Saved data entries
***
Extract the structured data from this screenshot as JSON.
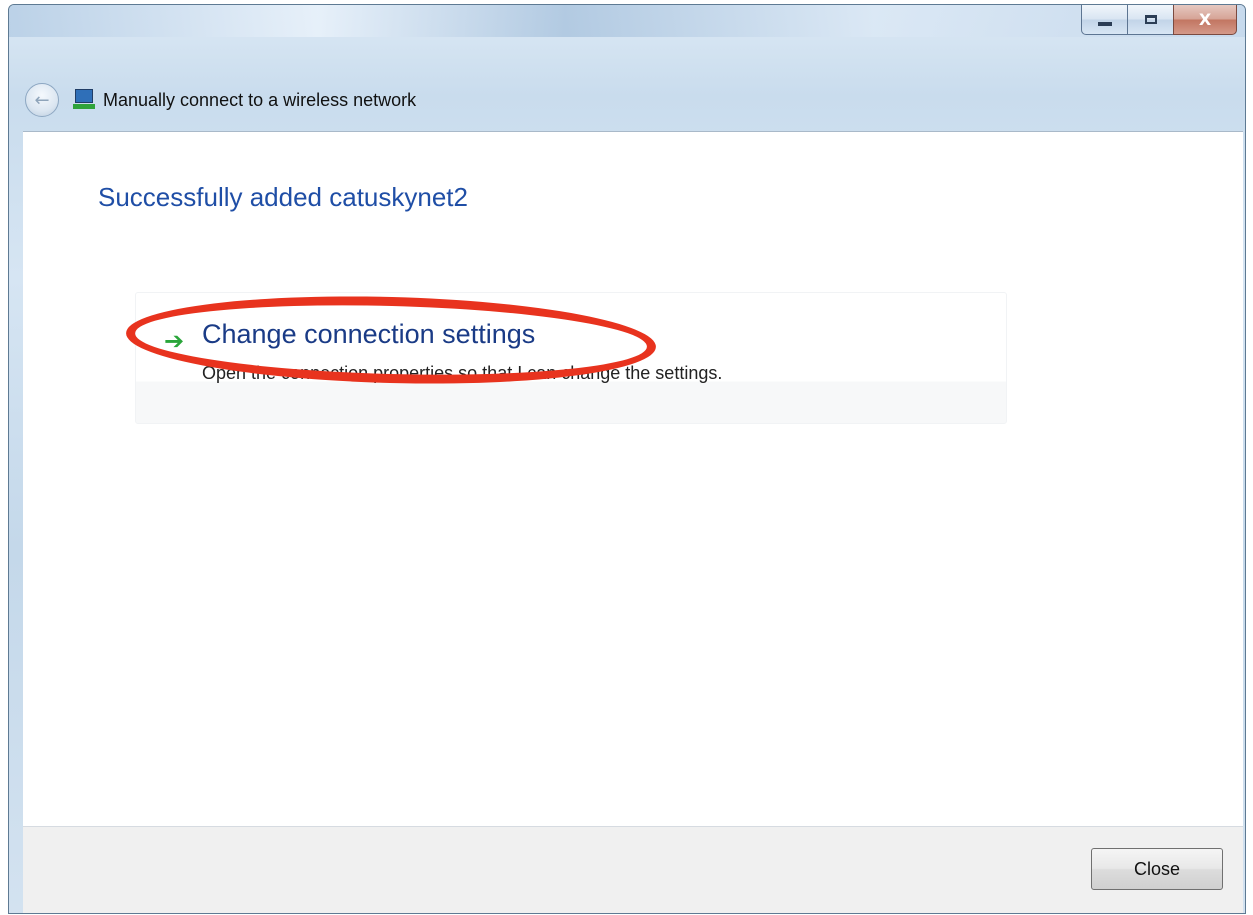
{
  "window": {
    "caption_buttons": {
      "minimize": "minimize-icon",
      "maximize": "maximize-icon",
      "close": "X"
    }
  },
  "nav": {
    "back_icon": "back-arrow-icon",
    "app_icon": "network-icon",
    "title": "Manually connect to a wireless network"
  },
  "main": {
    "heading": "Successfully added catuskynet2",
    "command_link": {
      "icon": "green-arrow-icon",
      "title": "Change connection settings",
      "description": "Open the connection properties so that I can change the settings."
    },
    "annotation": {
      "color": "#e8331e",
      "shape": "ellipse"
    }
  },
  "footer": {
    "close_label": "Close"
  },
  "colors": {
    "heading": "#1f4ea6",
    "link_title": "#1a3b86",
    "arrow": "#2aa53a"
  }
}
***
TO DO:
Transcribe all of the material exactly, leaving out whatever pictures it contains.

EXERCISE RESPONSE:
Extract the structured data from this screenshot as JSON.
{
  "window": {
    "caption_buttons": {
      "minimize": "minimize-icon",
      "maximize": "maximize-icon",
      "close": "X"
    }
  },
  "nav": {
    "back_icon": "back-arrow-icon",
    "app_icon": "network-icon",
    "title": "Manually connect to a wireless network"
  },
  "main": {
    "heading": "Successfully added catuskynet2",
    "command_link": {
      "icon": "green-arrow-icon",
      "title": "Change connection settings",
      "description": "Open the connection properties so that I can change the settings."
    },
    "annotation": {
      "color": "#e8331e",
      "shape": "ellipse"
    }
  },
  "footer": {
    "close_label": "Close"
  },
  "colors": {
    "heading": "#1f4ea6",
    "link_title": "#1a3b86",
    "arrow": "#2aa53a"
  }
}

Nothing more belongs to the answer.